* [Your instructions] Images are not part of the copy; transcribe all the data exactly.
---------- Material to process
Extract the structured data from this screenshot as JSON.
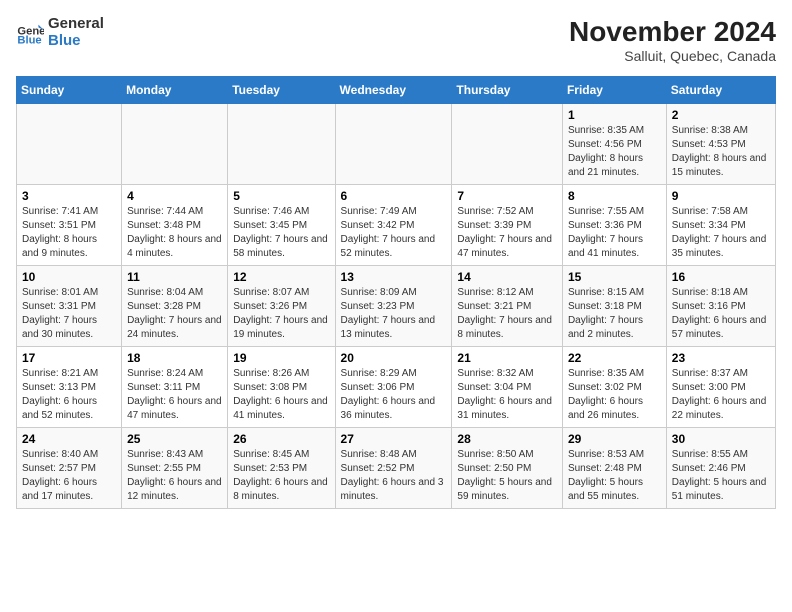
{
  "logo": {
    "line1": "General",
    "line2": "Blue"
  },
  "title": "November 2024",
  "subtitle": "Salluit, Quebec, Canada",
  "days_of_week": [
    "Sunday",
    "Monday",
    "Tuesday",
    "Wednesday",
    "Thursday",
    "Friday",
    "Saturday"
  ],
  "weeks": [
    [
      {
        "day": "",
        "info": ""
      },
      {
        "day": "",
        "info": ""
      },
      {
        "day": "",
        "info": ""
      },
      {
        "day": "",
        "info": ""
      },
      {
        "day": "",
        "info": ""
      },
      {
        "day": "1",
        "info": "Sunrise: 8:35 AM\nSunset: 4:56 PM\nDaylight: 8 hours and 21 minutes."
      },
      {
        "day": "2",
        "info": "Sunrise: 8:38 AM\nSunset: 4:53 PM\nDaylight: 8 hours and 15 minutes."
      }
    ],
    [
      {
        "day": "3",
        "info": "Sunrise: 7:41 AM\nSunset: 3:51 PM\nDaylight: 8 hours and 9 minutes."
      },
      {
        "day": "4",
        "info": "Sunrise: 7:44 AM\nSunset: 3:48 PM\nDaylight: 8 hours and 4 minutes."
      },
      {
        "day": "5",
        "info": "Sunrise: 7:46 AM\nSunset: 3:45 PM\nDaylight: 7 hours and 58 minutes."
      },
      {
        "day": "6",
        "info": "Sunrise: 7:49 AM\nSunset: 3:42 PM\nDaylight: 7 hours and 52 minutes."
      },
      {
        "day": "7",
        "info": "Sunrise: 7:52 AM\nSunset: 3:39 PM\nDaylight: 7 hours and 47 minutes."
      },
      {
        "day": "8",
        "info": "Sunrise: 7:55 AM\nSunset: 3:36 PM\nDaylight: 7 hours and 41 minutes."
      },
      {
        "day": "9",
        "info": "Sunrise: 7:58 AM\nSunset: 3:34 PM\nDaylight: 7 hours and 35 minutes."
      }
    ],
    [
      {
        "day": "10",
        "info": "Sunrise: 8:01 AM\nSunset: 3:31 PM\nDaylight: 7 hours and 30 minutes."
      },
      {
        "day": "11",
        "info": "Sunrise: 8:04 AM\nSunset: 3:28 PM\nDaylight: 7 hours and 24 minutes."
      },
      {
        "day": "12",
        "info": "Sunrise: 8:07 AM\nSunset: 3:26 PM\nDaylight: 7 hours and 19 minutes."
      },
      {
        "day": "13",
        "info": "Sunrise: 8:09 AM\nSunset: 3:23 PM\nDaylight: 7 hours and 13 minutes."
      },
      {
        "day": "14",
        "info": "Sunrise: 8:12 AM\nSunset: 3:21 PM\nDaylight: 7 hours and 8 minutes."
      },
      {
        "day": "15",
        "info": "Sunrise: 8:15 AM\nSunset: 3:18 PM\nDaylight: 7 hours and 2 minutes."
      },
      {
        "day": "16",
        "info": "Sunrise: 8:18 AM\nSunset: 3:16 PM\nDaylight: 6 hours and 57 minutes."
      }
    ],
    [
      {
        "day": "17",
        "info": "Sunrise: 8:21 AM\nSunset: 3:13 PM\nDaylight: 6 hours and 52 minutes."
      },
      {
        "day": "18",
        "info": "Sunrise: 8:24 AM\nSunset: 3:11 PM\nDaylight: 6 hours and 47 minutes."
      },
      {
        "day": "19",
        "info": "Sunrise: 8:26 AM\nSunset: 3:08 PM\nDaylight: 6 hours and 41 minutes."
      },
      {
        "day": "20",
        "info": "Sunrise: 8:29 AM\nSunset: 3:06 PM\nDaylight: 6 hours and 36 minutes."
      },
      {
        "day": "21",
        "info": "Sunrise: 8:32 AM\nSunset: 3:04 PM\nDaylight: 6 hours and 31 minutes."
      },
      {
        "day": "22",
        "info": "Sunrise: 8:35 AM\nSunset: 3:02 PM\nDaylight: 6 hours and 26 minutes."
      },
      {
        "day": "23",
        "info": "Sunrise: 8:37 AM\nSunset: 3:00 PM\nDaylight: 6 hours and 22 minutes."
      }
    ],
    [
      {
        "day": "24",
        "info": "Sunrise: 8:40 AM\nSunset: 2:57 PM\nDaylight: 6 hours and 17 minutes."
      },
      {
        "day": "25",
        "info": "Sunrise: 8:43 AM\nSunset: 2:55 PM\nDaylight: 6 hours and 12 minutes."
      },
      {
        "day": "26",
        "info": "Sunrise: 8:45 AM\nSunset: 2:53 PM\nDaylight: 6 hours and 8 minutes."
      },
      {
        "day": "27",
        "info": "Sunrise: 8:48 AM\nSunset: 2:52 PM\nDaylight: 6 hours and 3 minutes."
      },
      {
        "day": "28",
        "info": "Sunrise: 8:50 AM\nSunset: 2:50 PM\nDaylight: 5 hours and 59 minutes."
      },
      {
        "day": "29",
        "info": "Sunrise: 8:53 AM\nSunset: 2:48 PM\nDaylight: 5 hours and 55 minutes."
      },
      {
        "day": "30",
        "info": "Sunrise: 8:55 AM\nSunset: 2:46 PM\nDaylight: 5 hours and 51 minutes."
      }
    ]
  ]
}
--------------------
* [Answer in full]
Extract the structured data from this screenshot as JSON.
{
  "logo": {
    "line1": "General",
    "line2": "Blue"
  },
  "title": "November 2024",
  "subtitle": "Salluit, Quebec, Canada",
  "days_of_week": [
    "Sunday",
    "Monday",
    "Tuesday",
    "Wednesday",
    "Thursday",
    "Friday",
    "Saturday"
  ],
  "weeks": [
    [
      {
        "day": "",
        "info": ""
      },
      {
        "day": "",
        "info": ""
      },
      {
        "day": "",
        "info": ""
      },
      {
        "day": "",
        "info": ""
      },
      {
        "day": "",
        "info": ""
      },
      {
        "day": "1",
        "info": "Sunrise: 8:35 AM\nSunset: 4:56 PM\nDaylight: 8 hours and 21 minutes."
      },
      {
        "day": "2",
        "info": "Sunrise: 8:38 AM\nSunset: 4:53 PM\nDaylight: 8 hours and 15 minutes."
      }
    ],
    [
      {
        "day": "3",
        "info": "Sunrise: 7:41 AM\nSunset: 3:51 PM\nDaylight: 8 hours and 9 minutes."
      },
      {
        "day": "4",
        "info": "Sunrise: 7:44 AM\nSunset: 3:48 PM\nDaylight: 8 hours and 4 minutes."
      },
      {
        "day": "5",
        "info": "Sunrise: 7:46 AM\nSunset: 3:45 PM\nDaylight: 7 hours and 58 minutes."
      },
      {
        "day": "6",
        "info": "Sunrise: 7:49 AM\nSunset: 3:42 PM\nDaylight: 7 hours and 52 minutes."
      },
      {
        "day": "7",
        "info": "Sunrise: 7:52 AM\nSunset: 3:39 PM\nDaylight: 7 hours and 47 minutes."
      },
      {
        "day": "8",
        "info": "Sunrise: 7:55 AM\nSunset: 3:36 PM\nDaylight: 7 hours and 41 minutes."
      },
      {
        "day": "9",
        "info": "Sunrise: 7:58 AM\nSunset: 3:34 PM\nDaylight: 7 hours and 35 minutes."
      }
    ],
    [
      {
        "day": "10",
        "info": "Sunrise: 8:01 AM\nSunset: 3:31 PM\nDaylight: 7 hours and 30 minutes."
      },
      {
        "day": "11",
        "info": "Sunrise: 8:04 AM\nSunset: 3:28 PM\nDaylight: 7 hours and 24 minutes."
      },
      {
        "day": "12",
        "info": "Sunrise: 8:07 AM\nSunset: 3:26 PM\nDaylight: 7 hours and 19 minutes."
      },
      {
        "day": "13",
        "info": "Sunrise: 8:09 AM\nSunset: 3:23 PM\nDaylight: 7 hours and 13 minutes."
      },
      {
        "day": "14",
        "info": "Sunrise: 8:12 AM\nSunset: 3:21 PM\nDaylight: 7 hours and 8 minutes."
      },
      {
        "day": "15",
        "info": "Sunrise: 8:15 AM\nSunset: 3:18 PM\nDaylight: 7 hours and 2 minutes."
      },
      {
        "day": "16",
        "info": "Sunrise: 8:18 AM\nSunset: 3:16 PM\nDaylight: 6 hours and 57 minutes."
      }
    ],
    [
      {
        "day": "17",
        "info": "Sunrise: 8:21 AM\nSunset: 3:13 PM\nDaylight: 6 hours and 52 minutes."
      },
      {
        "day": "18",
        "info": "Sunrise: 8:24 AM\nSunset: 3:11 PM\nDaylight: 6 hours and 47 minutes."
      },
      {
        "day": "19",
        "info": "Sunrise: 8:26 AM\nSunset: 3:08 PM\nDaylight: 6 hours and 41 minutes."
      },
      {
        "day": "20",
        "info": "Sunrise: 8:29 AM\nSunset: 3:06 PM\nDaylight: 6 hours and 36 minutes."
      },
      {
        "day": "21",
        "info": "Sunrise: 8:32 AM\nSunset: 3:04 PM\nDaylight: 6 hours and 31 minutes."
      },
      {
        "day": "22",
        "info": "Sunrise: 8:35 AM\nSunset: 3:02 PM\nDaylight: 6 hours and 26 minutes."
      },
      {
        "day": "23",
        "info": "Sunrise: 8:37 AM\nSunset: 3:00 PM\nDaylight: 6 hours and 22 minutes."
      }
    ],
    [
      {
        "day": "24",
        "info": "Sunrise: 8:40 AM\nSunset: 2:57 PM\nDaylight: 6 hours and 17 minutes."
      },
      {
        "day": "25",
        "info": "Sunrise: 8:43 AM\nSunset: 2:55 PM\nDaylight: 6 hours and 12 minutes."
      },
      {
        "day": "26",
        "info": "Sunrise: 8:45 AM\nSunset: 2:53 PM\nDaylight: 6 hours and 8 minutes."
      },
      {
        "day": "27",
        "info": "Sunrise: 8:48 AM\nSunset: 2:52 PM\nDaylight: 6 hours and 3 minutes."
      },
      {
        "day": "28",
        "info": "Sunrise: 8:50 AM\nSunset: 2:50 PM\nDaylight: 5 hours and 59 minutes."
      },
      {
        "day": "29",
        "info": "Sunrise: 8:53 AM\nSunset: 2:48 PM\nDaylight: 5 hours and 55 minutes."
      },
      {
        "day": "30",
        "info": "Sunrise: 8:55 AM\nSunset: 2:46 PM\nDaylight: 5 hours and 51 minutes."
      }
    ]
  ]
}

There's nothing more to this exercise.